Short problem: Could you copy every line from the material below in which "בראש" appears?

[Records]
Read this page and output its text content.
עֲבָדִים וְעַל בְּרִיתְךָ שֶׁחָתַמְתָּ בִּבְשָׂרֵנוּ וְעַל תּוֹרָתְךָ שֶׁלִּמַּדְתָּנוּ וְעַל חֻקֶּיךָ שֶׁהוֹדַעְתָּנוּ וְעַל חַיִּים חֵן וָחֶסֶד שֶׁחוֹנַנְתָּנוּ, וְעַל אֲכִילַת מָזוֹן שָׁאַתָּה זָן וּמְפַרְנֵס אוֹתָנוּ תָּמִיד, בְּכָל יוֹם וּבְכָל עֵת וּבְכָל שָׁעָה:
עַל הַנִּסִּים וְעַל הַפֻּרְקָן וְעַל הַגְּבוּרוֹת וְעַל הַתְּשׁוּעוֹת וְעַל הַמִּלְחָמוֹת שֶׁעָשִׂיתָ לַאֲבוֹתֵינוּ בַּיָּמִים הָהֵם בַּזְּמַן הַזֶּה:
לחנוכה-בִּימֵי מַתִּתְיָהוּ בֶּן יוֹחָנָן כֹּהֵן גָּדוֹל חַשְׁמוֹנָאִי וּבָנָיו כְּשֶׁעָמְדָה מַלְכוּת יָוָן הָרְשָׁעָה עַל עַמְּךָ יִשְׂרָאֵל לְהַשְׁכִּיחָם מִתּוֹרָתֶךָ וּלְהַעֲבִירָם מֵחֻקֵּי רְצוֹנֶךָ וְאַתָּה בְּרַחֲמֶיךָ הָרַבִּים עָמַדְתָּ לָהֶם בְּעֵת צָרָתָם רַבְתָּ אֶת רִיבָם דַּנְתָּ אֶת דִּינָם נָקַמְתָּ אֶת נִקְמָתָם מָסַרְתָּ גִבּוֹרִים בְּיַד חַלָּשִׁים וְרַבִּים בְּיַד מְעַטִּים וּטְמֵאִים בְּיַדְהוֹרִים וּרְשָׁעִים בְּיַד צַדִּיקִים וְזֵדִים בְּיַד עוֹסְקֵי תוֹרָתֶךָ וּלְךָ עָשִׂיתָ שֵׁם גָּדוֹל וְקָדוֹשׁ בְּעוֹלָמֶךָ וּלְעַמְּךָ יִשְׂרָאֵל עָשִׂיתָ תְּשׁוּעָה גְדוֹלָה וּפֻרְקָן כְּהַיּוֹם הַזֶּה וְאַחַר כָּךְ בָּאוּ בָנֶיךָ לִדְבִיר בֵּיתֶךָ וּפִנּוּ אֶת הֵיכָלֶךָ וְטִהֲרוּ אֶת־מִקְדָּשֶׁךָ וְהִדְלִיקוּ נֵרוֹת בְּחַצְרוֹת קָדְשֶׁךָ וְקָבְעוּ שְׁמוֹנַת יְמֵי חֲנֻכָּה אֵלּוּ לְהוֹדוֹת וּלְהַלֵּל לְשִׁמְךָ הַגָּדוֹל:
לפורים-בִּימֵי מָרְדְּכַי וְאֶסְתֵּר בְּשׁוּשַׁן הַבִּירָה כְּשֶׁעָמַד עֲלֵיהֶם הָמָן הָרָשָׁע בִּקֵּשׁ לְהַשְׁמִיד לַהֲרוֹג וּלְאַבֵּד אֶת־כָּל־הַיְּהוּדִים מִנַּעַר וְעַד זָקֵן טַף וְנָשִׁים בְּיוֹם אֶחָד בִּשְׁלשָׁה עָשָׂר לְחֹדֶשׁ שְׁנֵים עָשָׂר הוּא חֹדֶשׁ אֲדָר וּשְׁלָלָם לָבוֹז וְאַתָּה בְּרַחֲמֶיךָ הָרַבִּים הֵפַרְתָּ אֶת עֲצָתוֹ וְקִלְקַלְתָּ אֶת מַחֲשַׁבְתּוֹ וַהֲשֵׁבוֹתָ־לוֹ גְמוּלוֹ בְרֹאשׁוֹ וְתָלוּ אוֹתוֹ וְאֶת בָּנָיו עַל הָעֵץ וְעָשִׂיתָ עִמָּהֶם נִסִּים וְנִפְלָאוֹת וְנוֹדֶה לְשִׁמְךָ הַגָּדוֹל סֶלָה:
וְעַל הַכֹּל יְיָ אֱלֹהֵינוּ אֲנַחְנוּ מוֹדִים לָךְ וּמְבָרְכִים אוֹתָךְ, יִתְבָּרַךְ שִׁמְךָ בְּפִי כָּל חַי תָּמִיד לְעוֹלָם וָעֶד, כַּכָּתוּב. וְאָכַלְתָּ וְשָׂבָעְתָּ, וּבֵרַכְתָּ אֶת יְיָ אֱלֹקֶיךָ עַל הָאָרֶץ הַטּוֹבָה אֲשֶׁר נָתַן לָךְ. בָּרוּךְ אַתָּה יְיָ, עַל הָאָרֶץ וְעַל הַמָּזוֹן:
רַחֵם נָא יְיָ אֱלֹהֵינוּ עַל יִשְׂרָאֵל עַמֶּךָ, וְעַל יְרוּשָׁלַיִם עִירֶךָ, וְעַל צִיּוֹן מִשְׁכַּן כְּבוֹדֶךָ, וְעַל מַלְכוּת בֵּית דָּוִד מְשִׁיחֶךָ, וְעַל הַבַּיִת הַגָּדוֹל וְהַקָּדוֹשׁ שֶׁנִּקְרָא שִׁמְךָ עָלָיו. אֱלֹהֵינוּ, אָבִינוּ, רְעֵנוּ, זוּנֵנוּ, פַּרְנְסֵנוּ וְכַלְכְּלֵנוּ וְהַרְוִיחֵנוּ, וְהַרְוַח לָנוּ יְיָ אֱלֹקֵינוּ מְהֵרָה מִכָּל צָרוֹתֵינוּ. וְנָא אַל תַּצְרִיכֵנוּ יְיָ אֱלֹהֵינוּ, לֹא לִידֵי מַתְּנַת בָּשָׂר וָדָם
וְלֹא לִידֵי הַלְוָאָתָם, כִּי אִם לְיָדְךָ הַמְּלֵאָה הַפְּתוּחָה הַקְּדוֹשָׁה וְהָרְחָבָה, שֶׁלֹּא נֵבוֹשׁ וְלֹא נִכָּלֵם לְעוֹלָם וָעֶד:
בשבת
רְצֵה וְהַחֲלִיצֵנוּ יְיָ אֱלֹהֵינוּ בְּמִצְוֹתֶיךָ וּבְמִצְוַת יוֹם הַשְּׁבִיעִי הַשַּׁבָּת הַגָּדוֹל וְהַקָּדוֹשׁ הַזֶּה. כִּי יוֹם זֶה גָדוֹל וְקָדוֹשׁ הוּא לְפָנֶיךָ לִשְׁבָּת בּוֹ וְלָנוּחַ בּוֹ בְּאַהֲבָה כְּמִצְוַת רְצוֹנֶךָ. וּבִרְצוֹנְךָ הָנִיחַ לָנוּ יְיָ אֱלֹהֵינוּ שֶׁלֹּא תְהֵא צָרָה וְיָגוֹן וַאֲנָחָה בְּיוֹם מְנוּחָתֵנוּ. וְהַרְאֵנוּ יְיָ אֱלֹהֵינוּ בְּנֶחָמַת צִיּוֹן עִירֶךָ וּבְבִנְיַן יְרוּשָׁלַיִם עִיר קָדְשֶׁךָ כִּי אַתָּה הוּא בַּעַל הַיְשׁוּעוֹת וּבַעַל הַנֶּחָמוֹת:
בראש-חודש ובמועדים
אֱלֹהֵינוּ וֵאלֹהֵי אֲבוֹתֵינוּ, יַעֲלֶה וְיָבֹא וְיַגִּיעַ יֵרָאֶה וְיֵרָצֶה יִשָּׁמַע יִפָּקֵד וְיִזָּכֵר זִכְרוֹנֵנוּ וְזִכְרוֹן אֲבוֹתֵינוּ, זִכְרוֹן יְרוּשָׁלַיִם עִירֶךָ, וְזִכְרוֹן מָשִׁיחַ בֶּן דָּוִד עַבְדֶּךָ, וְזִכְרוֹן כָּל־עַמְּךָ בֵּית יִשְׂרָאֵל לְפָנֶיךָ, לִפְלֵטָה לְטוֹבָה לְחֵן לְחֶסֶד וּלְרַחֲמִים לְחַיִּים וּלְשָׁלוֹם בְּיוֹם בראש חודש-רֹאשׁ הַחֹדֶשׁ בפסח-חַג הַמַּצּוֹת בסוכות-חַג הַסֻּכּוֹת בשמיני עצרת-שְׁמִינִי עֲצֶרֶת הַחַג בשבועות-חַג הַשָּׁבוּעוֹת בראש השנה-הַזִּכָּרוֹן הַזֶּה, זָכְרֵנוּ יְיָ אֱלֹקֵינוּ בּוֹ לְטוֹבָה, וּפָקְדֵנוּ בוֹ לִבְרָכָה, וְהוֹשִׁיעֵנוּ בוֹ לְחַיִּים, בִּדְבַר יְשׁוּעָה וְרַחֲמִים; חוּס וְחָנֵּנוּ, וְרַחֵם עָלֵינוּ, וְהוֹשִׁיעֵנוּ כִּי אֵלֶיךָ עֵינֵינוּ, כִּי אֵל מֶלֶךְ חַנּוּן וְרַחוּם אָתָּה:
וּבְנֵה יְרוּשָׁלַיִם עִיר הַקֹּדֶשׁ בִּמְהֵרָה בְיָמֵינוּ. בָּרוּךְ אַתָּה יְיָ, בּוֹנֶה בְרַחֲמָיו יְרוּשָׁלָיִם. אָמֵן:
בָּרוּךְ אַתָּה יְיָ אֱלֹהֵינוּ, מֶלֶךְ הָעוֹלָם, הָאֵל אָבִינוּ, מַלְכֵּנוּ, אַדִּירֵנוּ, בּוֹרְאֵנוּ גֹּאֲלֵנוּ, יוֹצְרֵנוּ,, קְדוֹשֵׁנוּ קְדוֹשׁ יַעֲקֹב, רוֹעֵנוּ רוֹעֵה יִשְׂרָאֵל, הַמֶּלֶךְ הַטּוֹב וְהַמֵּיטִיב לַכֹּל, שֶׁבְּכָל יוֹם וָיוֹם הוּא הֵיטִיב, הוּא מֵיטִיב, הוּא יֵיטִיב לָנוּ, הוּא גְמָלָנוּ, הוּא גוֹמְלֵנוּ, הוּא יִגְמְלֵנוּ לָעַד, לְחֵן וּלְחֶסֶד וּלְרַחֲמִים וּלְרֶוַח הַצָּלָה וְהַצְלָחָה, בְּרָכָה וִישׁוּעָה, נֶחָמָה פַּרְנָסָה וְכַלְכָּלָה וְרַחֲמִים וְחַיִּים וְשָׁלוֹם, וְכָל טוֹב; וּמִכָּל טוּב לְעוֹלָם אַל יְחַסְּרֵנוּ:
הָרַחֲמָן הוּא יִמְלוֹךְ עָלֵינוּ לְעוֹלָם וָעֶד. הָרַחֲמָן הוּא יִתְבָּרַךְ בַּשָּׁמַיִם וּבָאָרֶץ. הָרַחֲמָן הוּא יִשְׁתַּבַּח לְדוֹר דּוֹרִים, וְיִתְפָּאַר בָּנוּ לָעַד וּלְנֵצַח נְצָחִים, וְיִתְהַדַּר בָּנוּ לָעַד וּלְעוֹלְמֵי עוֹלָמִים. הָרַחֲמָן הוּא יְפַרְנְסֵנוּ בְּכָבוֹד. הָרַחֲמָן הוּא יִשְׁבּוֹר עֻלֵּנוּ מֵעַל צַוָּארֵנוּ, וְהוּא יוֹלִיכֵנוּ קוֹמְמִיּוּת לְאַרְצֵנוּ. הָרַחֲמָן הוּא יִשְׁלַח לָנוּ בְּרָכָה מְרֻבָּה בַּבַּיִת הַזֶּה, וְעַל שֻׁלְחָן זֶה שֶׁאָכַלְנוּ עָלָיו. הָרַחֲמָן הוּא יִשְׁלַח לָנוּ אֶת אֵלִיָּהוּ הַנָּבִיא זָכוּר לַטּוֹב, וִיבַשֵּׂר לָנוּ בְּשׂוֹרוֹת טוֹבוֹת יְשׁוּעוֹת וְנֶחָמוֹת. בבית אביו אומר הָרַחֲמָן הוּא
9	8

Result of the task:
בראש-חודש ובמועדים
אֱלֹהֵינוּ וֵאלֹהֵי אֲבוֹתֵינוּ, יַעֲלֶה וְיָבֹא וְיַגִּיעַ יֵרָאֶה וְיֵרָצֶה יִשָּׁמַע יִפָּקֵד וְיִזָּכֵר זִכְרוֹנֵנוּ וְזִכְרוֹן אֲבוֹתֵינוּ, זִכְרוֹן יְרוּשָׁלַיִם עִירֶךָ, וְזִכְרוֹן מָשִׁיחַ בֶּן דָּוִד עַבְדֶּךָ, וְזִכְרוֹן כָּל־עַמְּךָ בֵּית יִשְׂרָאֵל לְפָנֶיךָ, לִפְלֵטָה לְטוֹבָה לְחֵן לְחֶסֶד וּלְרַחֲמִים לְחַיִּים וּלְשָׁלוֹם בְּיוֹם בראש חודש-רֹאשׁ הַחֹדֶשׁ בפסח-חַג הַמַּצּוֹת בסוכות-חַג הַסֻּכּוֹת בשמיני עצרת-שְׁמִינִי עֲצֶרֶת הַחַג בשבועות-חַג הַשָּׁבוּעוֹת בראש השנה-הַזִּכָּרוֹן הַזֶּה, זָכְרֵנוּ יְיָ אֱלֹקֵינוּ בּוֹ לְטוֹבָה, וּפָקְדֵנוּ בוֹ לִבְרָכָה, וְהוֹשִׁיעֵנוּ בוֹ לְחַיִּים, בִּדְבַר יְשׁוּעָה וְרַחֲמִים; חוּס וְחָנֵּנוּ, וְרַחֵם עָלֵינוּ, וְהוֹשִׁיעֵנוּ כִּי אֵלֶיךָ עֵינֵינוּ, כִּי אֵל מֶלֶךְ חַנּוּן וְרַחוּם אָתָּה:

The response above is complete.